Goal of the exercise:
Locate every line below that contains the word "ylab" and copy it.

"""

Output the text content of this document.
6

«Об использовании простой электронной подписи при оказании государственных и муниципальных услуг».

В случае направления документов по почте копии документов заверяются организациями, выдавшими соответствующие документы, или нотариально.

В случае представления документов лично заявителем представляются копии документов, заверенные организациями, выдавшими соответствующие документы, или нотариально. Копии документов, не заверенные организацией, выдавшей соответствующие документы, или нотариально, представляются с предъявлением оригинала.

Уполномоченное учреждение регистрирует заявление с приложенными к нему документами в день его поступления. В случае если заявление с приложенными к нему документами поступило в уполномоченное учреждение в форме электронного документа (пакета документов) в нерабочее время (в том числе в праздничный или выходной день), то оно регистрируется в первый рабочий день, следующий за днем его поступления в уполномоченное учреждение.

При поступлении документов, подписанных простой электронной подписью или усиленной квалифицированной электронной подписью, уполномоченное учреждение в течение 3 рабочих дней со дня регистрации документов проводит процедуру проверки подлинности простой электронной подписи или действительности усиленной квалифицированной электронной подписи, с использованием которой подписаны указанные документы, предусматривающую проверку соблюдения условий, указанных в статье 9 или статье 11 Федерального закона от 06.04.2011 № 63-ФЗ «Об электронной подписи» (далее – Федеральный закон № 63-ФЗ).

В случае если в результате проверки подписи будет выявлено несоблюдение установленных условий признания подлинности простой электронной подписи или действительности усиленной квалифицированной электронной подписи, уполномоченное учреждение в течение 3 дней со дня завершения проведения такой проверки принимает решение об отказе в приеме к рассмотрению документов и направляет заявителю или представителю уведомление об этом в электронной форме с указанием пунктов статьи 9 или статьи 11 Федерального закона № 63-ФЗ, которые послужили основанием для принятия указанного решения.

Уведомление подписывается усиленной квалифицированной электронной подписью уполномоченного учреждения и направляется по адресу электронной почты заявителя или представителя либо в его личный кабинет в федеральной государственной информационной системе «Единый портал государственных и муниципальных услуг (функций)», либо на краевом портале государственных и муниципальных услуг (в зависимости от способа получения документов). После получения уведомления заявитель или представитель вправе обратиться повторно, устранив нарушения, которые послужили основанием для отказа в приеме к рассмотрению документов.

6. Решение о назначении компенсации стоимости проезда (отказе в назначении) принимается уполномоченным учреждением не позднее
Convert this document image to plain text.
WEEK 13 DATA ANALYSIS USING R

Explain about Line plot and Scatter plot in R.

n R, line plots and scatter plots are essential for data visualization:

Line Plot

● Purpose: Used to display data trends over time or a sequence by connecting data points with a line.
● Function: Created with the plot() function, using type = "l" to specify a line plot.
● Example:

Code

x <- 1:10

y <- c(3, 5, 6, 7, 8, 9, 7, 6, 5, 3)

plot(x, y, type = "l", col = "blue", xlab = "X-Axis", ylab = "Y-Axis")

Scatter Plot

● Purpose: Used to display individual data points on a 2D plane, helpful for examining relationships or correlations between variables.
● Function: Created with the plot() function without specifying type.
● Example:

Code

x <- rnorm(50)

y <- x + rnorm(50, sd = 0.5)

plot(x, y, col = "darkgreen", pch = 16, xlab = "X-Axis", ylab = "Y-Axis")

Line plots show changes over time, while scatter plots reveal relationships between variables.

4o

"""

The output:
plot(x, y, type = "l", col = "blue", xlab = "X-Axis", ylab = "Y-Axis")
plot(x, y, col = "darkgreen", pch = 16, xlab = "X-Axis", ylab = "Y-Axis")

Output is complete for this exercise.